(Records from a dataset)
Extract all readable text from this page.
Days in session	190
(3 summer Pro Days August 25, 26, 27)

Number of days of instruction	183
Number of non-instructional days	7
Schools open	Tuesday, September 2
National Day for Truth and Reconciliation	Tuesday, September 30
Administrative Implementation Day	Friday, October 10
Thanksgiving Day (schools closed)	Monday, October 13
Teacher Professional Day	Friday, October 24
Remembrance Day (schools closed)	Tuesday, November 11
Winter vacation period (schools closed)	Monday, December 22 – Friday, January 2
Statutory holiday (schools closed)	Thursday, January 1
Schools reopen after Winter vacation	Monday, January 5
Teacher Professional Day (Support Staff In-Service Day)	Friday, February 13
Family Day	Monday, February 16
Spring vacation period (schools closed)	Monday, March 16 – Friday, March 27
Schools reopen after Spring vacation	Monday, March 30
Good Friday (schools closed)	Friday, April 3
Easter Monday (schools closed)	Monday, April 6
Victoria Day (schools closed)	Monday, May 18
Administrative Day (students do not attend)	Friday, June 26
...
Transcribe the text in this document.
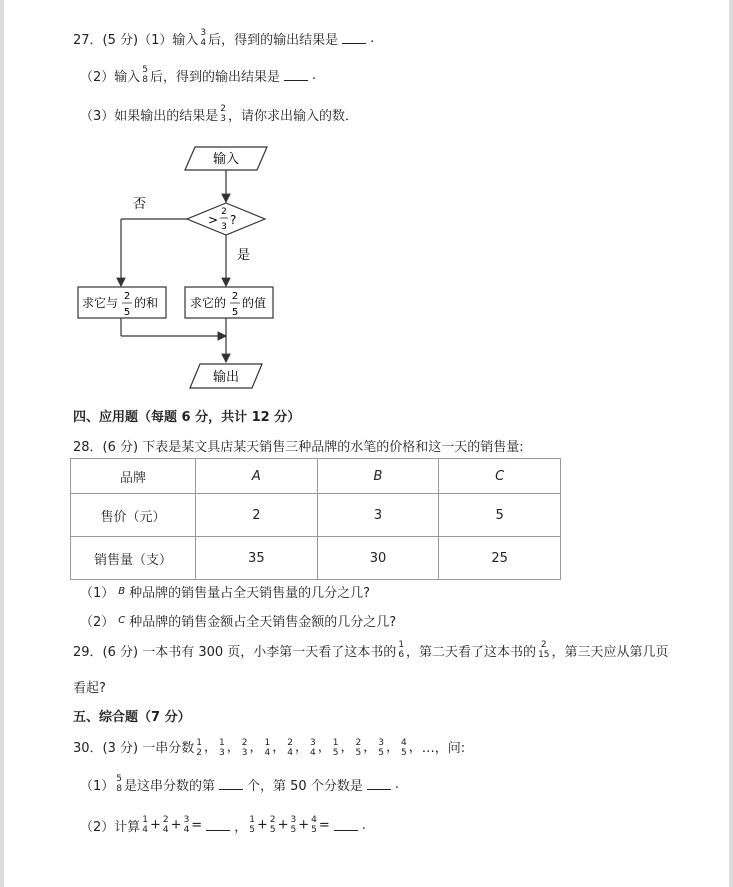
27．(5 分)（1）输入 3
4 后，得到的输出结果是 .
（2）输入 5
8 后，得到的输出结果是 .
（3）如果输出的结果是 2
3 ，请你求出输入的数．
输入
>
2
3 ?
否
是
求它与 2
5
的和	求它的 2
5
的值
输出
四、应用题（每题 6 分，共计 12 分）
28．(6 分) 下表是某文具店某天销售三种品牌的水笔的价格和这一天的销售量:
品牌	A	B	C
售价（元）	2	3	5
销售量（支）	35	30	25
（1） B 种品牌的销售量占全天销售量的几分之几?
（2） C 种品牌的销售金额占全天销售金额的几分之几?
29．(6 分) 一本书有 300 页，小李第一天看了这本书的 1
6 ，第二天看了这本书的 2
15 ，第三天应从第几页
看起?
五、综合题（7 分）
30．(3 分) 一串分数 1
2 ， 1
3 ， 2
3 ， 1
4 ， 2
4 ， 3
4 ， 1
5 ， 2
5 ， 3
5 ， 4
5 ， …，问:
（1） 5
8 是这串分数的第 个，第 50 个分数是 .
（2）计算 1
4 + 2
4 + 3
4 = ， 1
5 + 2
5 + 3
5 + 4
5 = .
--
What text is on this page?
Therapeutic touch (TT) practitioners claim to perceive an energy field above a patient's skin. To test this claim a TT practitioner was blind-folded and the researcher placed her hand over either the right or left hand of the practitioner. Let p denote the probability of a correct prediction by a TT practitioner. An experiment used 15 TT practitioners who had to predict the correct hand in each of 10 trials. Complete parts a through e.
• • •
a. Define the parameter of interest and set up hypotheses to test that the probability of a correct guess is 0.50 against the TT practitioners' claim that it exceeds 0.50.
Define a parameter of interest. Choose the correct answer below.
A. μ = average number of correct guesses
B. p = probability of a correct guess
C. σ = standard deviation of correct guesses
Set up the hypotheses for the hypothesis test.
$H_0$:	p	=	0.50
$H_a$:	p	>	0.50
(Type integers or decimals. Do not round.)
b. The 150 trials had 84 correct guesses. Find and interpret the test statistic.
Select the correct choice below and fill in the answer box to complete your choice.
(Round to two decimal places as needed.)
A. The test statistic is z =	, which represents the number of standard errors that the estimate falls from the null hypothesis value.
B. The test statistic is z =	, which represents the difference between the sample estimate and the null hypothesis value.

▶ DIRECTIVE
Pick every line with "Define" in it and copy it.

▶ FINISHED ANSWER
a. Define the parameter of interest and set up hypotheses to test that the probability of a correct guess is 0.50 against the TT practitioners' claim that it exceeds 0.50.
Define a parameter of interest. Choose the correct answer below.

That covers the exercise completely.